Task inputs:
start
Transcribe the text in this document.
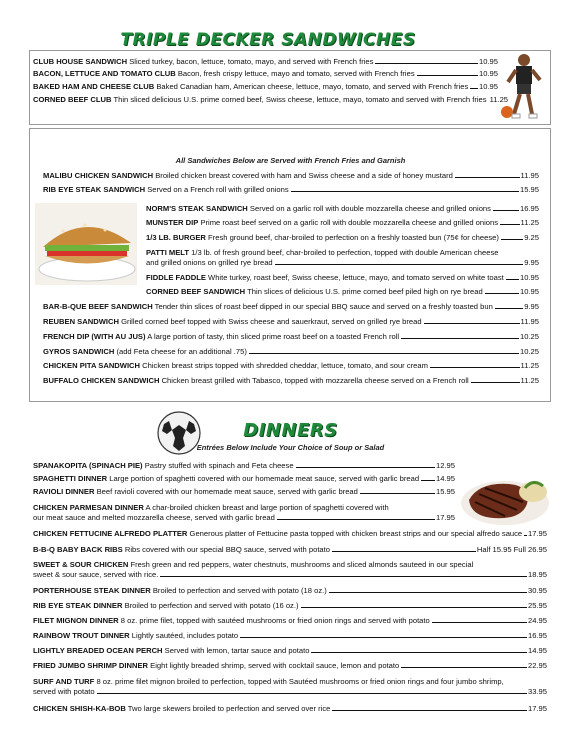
TRIPLE DECKER SANDWICHES
CLUB HOUSE SANDWICH Sliced turkey, bacon, lettuce, tomato, mayo, and served with French fries	10.95
BACON, LETTUCE AND TOMATO CLUB Bacon, fresh crispy lettuce, mayo and tomato, served with French fries	10.95
BAKED HAM AND CHEESE CLUB Baked Canadian ham, American cheese, lettuce, mayo, tomato, and served with French fries 10.95
CORNED BEEF CLUB Thin sliced delicious U.S. prime corned beef, Swiss cheese, lettuce, mayo, tomato and served with French fries 11.25
All Sandwiches Below are Served with French Fries and Garnish
MALIBU CHICKEN SANDWICH Broiled chicken breast covered with ham and Swiss cheese and a side of honey mustard	11.95
RIB EYE STEAK SANDWICH Served on a French roll with grilled onions	15.95
NORM'S STEAK SANDWICH Served on a garlic roll with double mozzarella cheese and grilled onions	16.95
MUNSTER DIP Prime roast beef served on a garlic roll with double mozzarella cheese and grilled onions	11.25
1/3 LB. BURGER Fresh ground beef, char-broiled to perfection on a freshly toasted bun (75¢ for cheese)	9.25
PATTI MELT 1/3 lb. of fresh ground beef, char-broiled to perfection, topped with double American cheese
and grilled onions on grilled rye bread	9.95
FIDDLE FADDLE White turkey, roast beef, Swiss cheese, lettuce, mayo, and tomato served on white toast 10.95
CORNED BEEF SANDWICH Thin slices of delicious U.S. prime corned beef piled high on rye bread	10.95
BAR-B-QUE BEEF SANDWICH Tender thin slices of roast beef dipped in our special BBQ sauce and served on a freshly toasted bun	9.95
REUBEN SANDWICH Grilled corned beef topped with Swiss cheese and sauerkraut, served on grilled rye bread	11.95
FRENCH DIP (WITH AU JUS) A large portion of tasty, thin sliced prime roast beef on a toasted French roll	10.25
GYROS SANDWICH (add Feta cheese for an additional .75)	10.25
CHICKEN PITA SANDWICH Chicken breast strips topped with shredded cheddar, lettuce, tomato, and sour cream	11.25
BUFFALO CHICKEN SANDWICH Chicken breast grilled with Tabasco, topped with mozzarella cheese served on a French roll	11.25
DINNERS
Entrées Below Include Your Choice of Soup or Salad
SPANAKOPITA (SPINACH PIE) Pastry stuffed with spinach and Feta cheese	12.95
SPAGHETTI DINNER Large portion of spaghetti covered with our homemade meat sauce, served with garlic bread 14.95
RAVIOLI DINNER Beef ravioli covered with our homemade meat sauce, served with garlic bread	15.95
CHICKEN PARMESAN DINNER A char-broiled chicken breast and large portion of spaghetti covered with
our meat sauce and melted mozzarella cheese, served with garlic bread	17.95
CHICKEN FETTUCINE ALFREDO PLATTER Generous platter of Fettucine pasta topped with chicken breast strips and our special alfredo sauce 17.95
B-B-Q BABY BACK RIBS Ribs covered with our special BBQ sauce, served with potato	Half 15.95 Full 26.95
SWEET & SOUR CHICKEN Fresh green and red peppers, water chestnuts, mushrooms and sliced almonds sauteed in our special
sweet & sour sauce, served with rice.	18.95
PORTERHOUSE STEAK DINNER Broiled to perfection and served with potato (18 oz.)	30.95
RIB EYE STEAK DINNER Broiled to perfection and served with potato (16 oz.)	25.95
FILET MIGNON DINNER 8 oz. prime filet, topped with sautéed mushrooms or fried onion rings and served with potato	24.95
RAINBOW TROUT DINNER Lightly sautéed, includes potato	16.95
LIGHTLY BREADED OCEAN PERCH Served with lemon, tartar sauce and potato	14.95
FRIED JUMBO SHRIMP DINNER Eight lightly breaded shrimp, served with cocktail sauce, lemon and potato	22.95
SURF AND TURF 8 oz. prime filet mignon broiled to perfection, topped with Sautéed mushrooms or fried onion rings and four jumbo shrimp,
served with potato	33.95
CHICKEN SHISH-KA-BOB Two large skewers broiled to perfection and served over rice	17.95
end
Pull out each line of the entries that contains "turkey".

Complete output:
CLUB HOUSE SANDWICH Sliced turkey, bacon, lettuce, tomato, mayo, and served with French fries	10.95
FIDDLE FADDLE White turkey, roast beef, Swiss cheese, lettuce, mayo, and tomato served on white toast 10.95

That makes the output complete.